[SOURCE PASSAGE — start]

What Comes Next for Account Abstraction
Account abstraction has moved from proposal to production infrastructure in under three years.
- EIP-8141, announced by Vitalik Buterin in February 2026, proposes native account abstraction at the Ethereum L1 level, with rollout expected as part of the upcoming Hegota fork
- Safe targets $100 million in annualized recurring revenue by 2030, up from $10 million in 2025
- ZeroDev’s infrastructure spans 50+ networks, positioning smart accounts as a cross-chain standard rather than an Ethereum-only feature
- Safe’s $10 million revenue was achieved without token subsidies or incentive programs, signalling organic demand for smart account infrastructure
For users, the technical standard behind the wallet matters less than the outcome: accounts that recover from mistakes, skip gas payments, and handle multiple operations at once.
Frequently Asked Questions (FAQs)
Account abstraction replaces single-key crypto wallets with programmable smart contract accounts. These accounts can recover lost access through guardians, let apps pay gas fees on your behalf, and batch multiple transactions into one. The goal is to make wallets as easy to use as a banking app while keeping full self-custody.

[SOURCE PASSAGE — finish]
[DATA TO EXAMINE — start]

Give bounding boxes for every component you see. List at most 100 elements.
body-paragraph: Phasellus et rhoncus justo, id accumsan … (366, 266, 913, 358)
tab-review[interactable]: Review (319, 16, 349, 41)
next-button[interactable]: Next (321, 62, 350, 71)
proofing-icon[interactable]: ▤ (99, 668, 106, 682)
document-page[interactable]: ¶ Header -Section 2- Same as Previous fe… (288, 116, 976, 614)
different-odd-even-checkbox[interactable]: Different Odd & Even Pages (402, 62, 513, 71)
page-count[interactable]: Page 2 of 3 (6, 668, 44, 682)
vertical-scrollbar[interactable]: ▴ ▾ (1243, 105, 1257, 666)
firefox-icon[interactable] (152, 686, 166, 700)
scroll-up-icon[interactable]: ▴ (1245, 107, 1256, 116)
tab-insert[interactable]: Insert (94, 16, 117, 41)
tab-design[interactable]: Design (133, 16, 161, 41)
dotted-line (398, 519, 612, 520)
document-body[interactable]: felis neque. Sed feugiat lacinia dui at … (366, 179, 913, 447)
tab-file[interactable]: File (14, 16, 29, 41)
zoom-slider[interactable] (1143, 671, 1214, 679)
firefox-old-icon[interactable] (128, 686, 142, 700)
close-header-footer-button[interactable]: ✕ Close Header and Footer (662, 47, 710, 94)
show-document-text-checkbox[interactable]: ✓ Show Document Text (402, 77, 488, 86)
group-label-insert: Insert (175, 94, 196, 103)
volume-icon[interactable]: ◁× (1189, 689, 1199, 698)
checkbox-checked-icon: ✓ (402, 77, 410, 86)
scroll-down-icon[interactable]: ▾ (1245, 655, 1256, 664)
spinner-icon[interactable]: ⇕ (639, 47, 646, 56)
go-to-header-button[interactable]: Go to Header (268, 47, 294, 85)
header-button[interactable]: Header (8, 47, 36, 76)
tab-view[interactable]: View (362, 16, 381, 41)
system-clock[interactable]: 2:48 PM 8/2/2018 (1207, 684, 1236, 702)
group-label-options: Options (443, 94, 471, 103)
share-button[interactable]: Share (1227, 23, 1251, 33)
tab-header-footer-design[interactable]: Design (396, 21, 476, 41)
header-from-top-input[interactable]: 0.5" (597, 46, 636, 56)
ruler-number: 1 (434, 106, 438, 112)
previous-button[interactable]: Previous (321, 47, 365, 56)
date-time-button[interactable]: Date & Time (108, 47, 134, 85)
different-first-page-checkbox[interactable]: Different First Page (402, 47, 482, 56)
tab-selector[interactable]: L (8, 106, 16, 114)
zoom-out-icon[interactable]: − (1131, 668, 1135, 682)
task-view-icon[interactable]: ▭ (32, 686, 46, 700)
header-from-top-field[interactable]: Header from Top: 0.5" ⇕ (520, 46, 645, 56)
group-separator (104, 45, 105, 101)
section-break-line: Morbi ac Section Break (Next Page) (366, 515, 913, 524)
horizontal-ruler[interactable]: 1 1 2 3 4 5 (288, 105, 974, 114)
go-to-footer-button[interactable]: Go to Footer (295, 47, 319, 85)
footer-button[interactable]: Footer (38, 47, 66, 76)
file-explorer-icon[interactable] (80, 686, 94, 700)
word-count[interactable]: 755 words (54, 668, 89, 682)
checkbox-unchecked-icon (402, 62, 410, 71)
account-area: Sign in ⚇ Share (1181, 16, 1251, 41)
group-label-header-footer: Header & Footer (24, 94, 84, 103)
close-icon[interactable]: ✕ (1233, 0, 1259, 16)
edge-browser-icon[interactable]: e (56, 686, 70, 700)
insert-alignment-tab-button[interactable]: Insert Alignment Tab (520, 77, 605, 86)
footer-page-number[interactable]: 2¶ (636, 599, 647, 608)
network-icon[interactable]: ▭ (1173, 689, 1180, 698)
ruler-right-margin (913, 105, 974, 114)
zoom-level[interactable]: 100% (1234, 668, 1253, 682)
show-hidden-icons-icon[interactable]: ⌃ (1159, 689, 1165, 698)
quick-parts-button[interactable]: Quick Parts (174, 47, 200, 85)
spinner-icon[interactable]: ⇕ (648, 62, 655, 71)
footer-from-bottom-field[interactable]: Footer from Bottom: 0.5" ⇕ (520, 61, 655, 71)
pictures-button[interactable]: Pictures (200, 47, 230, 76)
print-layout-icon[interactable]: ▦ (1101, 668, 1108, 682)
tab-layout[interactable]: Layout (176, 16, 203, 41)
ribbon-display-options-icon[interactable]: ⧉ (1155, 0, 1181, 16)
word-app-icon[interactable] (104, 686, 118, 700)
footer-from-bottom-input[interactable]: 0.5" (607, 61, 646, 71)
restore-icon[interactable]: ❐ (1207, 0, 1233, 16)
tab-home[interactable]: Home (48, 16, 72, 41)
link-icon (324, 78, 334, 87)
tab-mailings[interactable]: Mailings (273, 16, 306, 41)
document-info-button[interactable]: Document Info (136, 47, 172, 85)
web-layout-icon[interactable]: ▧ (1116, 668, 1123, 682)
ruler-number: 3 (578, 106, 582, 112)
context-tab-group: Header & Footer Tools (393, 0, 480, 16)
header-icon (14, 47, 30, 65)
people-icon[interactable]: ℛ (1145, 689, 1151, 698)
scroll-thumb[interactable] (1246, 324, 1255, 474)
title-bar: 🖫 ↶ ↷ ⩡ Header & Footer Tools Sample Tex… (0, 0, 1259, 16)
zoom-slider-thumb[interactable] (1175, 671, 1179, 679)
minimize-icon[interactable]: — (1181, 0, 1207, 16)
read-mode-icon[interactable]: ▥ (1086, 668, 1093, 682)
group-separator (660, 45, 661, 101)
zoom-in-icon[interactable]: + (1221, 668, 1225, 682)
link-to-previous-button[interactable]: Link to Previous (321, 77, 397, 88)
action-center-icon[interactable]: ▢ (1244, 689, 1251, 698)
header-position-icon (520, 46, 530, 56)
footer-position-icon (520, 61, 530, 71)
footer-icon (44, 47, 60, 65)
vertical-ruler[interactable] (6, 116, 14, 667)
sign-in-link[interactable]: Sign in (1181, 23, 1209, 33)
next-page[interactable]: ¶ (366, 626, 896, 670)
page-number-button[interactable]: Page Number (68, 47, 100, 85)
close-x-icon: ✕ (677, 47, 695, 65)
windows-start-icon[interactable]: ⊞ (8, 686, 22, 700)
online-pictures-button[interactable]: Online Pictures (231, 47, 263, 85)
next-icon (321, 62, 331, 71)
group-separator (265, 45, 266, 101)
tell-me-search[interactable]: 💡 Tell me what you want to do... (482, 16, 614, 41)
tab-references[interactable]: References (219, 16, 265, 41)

[DATA TO EXAMINE — finish]

◆ **QUESTIONS TO ANSWER**
- a) Decide whether each statement agrees with the account abstraction passage. Answer yes or no for each, and quote the words of the passage that decide it.
(i) EIP-8141 was announced in February 2026.
(ii) Safe's $10 million in revenue depended on token subsidies.
(iii) ZeroDev's infrastructure is limited to Ethereum.
- b) The answer under the FAQ heading of the account abstraction passage says what smart contract accounts can do. List everything it names.
- c) Pick up the account abstraction passage after its final sentence and write what comes next.
The items are separate material and are not part of the account abstraction passage.

◆ **RESPONSES**
- a)
(i) Yes: "announced by Vitalik Buterin in February 2026"
(ii) No: "achieved without token subsidies or incentive programs"
(iii) No: "spans 50+ networks, positioning smart accounts as a cross-chain standard rather than an Ethereum-only feature"

- b)
- Recover lost access through guardians
- Let apps pay gas fees on your behalf
- Batch multiple transactions into one

- c)
ERC-4337 creates new smart contract wallets at the application layer without changing the Ethereum protocol. EIP-7702, activated in the May 2025 Pectra upgrade, upgrades existing EOA wallets at the protocol layer. Both enable gasless transactions, batching, and recovery, and they work together rather than competing.
Not necessarily. EIP-7702 lets existing EOA wallets (such as MetaMask) gain smart contract features without creating a new address. ERC-4337 requires a new smart contract wallet, but projects like Coinbase Smart Wallet and Safe handle creation automatically using passkeys or social login.
Smart contract wallets add security layers that EOAs lack, including multisig approval, spending limits, and guardian-based recovery. Safe’s smart accounts secure over $60 billion in digital assets. However, smart contract bugs remain a risk, so audited and battle-tested protocols are preferable to newer alternatives.
Paymasters are smart contracts in the ERC-4337 system that pay gas fees on behalf of users. They let application developers sponsor transactions (similar to free shipping in e-commerce) or accept ERC-20 token payments instead of requiring ETH. Paymasters have covered over $11.8 million in gas fees across the ecosystem.
Conclusion
Account abstraction has grown from a proposal into production infrastructure, with over 1 billion UserOperations processed across 56 million smart accounts. Safe alone secures over $60 billion in assets and deployed 18.3 million new accounts in 2025.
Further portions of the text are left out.